→ **Given problem**: Check each line of the data below for the word "having", then extract the ones that have it.

[Stored items]
'''
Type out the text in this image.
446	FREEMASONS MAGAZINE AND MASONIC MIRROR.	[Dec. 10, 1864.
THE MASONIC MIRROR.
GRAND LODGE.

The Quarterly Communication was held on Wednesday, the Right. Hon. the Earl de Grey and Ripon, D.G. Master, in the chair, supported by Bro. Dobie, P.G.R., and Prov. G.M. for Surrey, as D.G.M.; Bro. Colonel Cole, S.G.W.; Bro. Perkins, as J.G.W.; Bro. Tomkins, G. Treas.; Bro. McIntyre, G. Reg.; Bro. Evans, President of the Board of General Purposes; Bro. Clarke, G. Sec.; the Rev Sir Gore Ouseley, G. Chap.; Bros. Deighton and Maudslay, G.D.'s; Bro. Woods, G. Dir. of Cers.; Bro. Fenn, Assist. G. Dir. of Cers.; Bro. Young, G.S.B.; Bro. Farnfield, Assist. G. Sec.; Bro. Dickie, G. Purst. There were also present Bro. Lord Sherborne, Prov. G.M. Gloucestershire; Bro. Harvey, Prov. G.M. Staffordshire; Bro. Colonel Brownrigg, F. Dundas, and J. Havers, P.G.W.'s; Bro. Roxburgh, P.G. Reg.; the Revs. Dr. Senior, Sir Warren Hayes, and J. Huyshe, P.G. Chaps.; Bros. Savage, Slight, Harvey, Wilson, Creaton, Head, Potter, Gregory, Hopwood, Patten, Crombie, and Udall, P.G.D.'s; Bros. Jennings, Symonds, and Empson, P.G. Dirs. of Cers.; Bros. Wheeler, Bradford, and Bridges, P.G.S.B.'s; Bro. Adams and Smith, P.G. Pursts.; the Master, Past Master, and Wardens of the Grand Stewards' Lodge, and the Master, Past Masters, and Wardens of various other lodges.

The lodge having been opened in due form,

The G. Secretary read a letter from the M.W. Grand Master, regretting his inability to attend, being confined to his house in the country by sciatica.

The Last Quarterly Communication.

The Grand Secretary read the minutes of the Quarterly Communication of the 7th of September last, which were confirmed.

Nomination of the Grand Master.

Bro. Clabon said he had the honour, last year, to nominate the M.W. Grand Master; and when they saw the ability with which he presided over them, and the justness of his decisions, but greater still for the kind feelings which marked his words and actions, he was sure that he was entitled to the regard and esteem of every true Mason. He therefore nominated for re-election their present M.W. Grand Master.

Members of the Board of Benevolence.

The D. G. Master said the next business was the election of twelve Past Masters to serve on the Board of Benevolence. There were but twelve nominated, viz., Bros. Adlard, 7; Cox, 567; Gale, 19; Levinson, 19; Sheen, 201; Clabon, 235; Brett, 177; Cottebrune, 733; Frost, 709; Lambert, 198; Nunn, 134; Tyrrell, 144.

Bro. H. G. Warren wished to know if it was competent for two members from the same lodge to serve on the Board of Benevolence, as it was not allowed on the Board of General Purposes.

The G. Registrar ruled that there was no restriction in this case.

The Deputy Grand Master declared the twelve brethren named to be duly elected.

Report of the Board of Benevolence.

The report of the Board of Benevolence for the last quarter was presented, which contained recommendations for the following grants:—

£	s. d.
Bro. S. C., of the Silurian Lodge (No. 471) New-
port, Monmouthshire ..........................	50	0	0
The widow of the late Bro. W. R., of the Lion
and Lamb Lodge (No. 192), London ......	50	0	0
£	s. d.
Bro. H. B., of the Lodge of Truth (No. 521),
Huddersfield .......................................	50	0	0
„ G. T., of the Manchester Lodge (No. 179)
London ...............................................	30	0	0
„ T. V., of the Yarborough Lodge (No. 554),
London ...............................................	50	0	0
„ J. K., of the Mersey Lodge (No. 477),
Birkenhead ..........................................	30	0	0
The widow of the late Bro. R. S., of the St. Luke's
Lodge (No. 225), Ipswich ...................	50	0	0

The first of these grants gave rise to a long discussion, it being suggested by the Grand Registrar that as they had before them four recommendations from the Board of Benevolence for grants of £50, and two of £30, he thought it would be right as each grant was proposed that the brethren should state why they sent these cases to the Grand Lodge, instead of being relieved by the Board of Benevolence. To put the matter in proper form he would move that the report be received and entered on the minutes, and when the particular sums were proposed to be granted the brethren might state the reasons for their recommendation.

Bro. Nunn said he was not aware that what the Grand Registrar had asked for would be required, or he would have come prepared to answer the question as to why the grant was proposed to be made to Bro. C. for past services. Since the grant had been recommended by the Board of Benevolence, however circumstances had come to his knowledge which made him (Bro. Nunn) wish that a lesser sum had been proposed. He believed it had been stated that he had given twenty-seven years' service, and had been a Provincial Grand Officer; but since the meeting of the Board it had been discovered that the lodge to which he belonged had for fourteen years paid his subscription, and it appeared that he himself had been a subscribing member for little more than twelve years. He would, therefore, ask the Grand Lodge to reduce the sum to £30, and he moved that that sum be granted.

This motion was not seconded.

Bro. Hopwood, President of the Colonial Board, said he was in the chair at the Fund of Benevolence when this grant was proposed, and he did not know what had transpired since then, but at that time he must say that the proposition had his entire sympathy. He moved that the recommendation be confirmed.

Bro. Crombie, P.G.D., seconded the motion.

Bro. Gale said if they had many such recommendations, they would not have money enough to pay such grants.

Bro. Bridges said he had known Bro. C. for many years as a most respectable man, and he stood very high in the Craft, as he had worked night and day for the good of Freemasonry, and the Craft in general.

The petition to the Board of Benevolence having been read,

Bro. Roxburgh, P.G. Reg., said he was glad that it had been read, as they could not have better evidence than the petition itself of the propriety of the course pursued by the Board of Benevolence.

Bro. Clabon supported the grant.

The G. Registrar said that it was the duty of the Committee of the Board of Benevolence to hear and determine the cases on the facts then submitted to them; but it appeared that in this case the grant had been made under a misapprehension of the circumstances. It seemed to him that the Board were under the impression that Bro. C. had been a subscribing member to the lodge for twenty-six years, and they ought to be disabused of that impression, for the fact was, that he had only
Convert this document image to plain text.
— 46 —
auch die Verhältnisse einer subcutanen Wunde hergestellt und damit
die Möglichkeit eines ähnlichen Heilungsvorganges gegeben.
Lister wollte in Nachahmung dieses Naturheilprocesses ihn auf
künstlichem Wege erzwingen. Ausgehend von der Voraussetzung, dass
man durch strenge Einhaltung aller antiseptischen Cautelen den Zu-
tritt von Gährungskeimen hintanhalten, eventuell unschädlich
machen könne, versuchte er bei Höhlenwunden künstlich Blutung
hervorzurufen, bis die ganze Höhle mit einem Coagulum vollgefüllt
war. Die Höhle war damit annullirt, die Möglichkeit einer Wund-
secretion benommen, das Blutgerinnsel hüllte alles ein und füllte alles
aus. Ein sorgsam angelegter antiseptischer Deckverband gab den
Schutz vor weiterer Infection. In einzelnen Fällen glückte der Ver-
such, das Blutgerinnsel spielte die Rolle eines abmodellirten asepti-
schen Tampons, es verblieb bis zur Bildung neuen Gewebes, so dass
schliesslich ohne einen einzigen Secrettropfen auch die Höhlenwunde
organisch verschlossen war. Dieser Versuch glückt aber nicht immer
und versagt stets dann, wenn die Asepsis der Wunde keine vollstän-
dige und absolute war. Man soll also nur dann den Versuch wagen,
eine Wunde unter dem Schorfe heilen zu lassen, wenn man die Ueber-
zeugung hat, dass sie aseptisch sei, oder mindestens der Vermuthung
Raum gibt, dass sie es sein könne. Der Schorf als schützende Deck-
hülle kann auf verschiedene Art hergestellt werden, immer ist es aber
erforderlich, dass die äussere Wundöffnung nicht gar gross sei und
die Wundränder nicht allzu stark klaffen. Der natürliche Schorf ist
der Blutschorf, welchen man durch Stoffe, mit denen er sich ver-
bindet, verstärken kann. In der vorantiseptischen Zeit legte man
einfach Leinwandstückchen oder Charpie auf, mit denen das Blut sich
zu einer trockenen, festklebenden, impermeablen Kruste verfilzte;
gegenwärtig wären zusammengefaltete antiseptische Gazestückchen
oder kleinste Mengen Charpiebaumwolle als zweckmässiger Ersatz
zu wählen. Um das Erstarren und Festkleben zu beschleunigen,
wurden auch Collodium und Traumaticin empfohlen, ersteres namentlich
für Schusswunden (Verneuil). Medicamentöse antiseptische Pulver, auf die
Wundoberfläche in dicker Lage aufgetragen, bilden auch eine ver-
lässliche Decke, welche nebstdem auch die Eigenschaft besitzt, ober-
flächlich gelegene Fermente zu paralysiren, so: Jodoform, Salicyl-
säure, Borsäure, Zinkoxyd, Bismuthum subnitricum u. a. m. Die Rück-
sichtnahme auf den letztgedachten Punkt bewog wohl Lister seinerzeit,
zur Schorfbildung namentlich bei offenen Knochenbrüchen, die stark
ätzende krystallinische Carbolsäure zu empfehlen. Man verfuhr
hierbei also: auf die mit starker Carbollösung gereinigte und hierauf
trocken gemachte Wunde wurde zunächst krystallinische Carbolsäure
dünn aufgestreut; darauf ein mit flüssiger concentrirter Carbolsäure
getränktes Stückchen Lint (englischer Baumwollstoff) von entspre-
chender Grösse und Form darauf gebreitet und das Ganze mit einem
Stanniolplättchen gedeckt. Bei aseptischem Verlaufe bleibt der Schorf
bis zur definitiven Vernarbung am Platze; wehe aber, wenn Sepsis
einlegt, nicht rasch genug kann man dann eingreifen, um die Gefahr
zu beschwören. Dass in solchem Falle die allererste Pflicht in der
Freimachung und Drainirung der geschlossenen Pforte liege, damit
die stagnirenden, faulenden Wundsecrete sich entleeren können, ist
'''
→ **Worked answer**:
The lodge having been opened in due form,
The petition to the Board of Benevolence having been read,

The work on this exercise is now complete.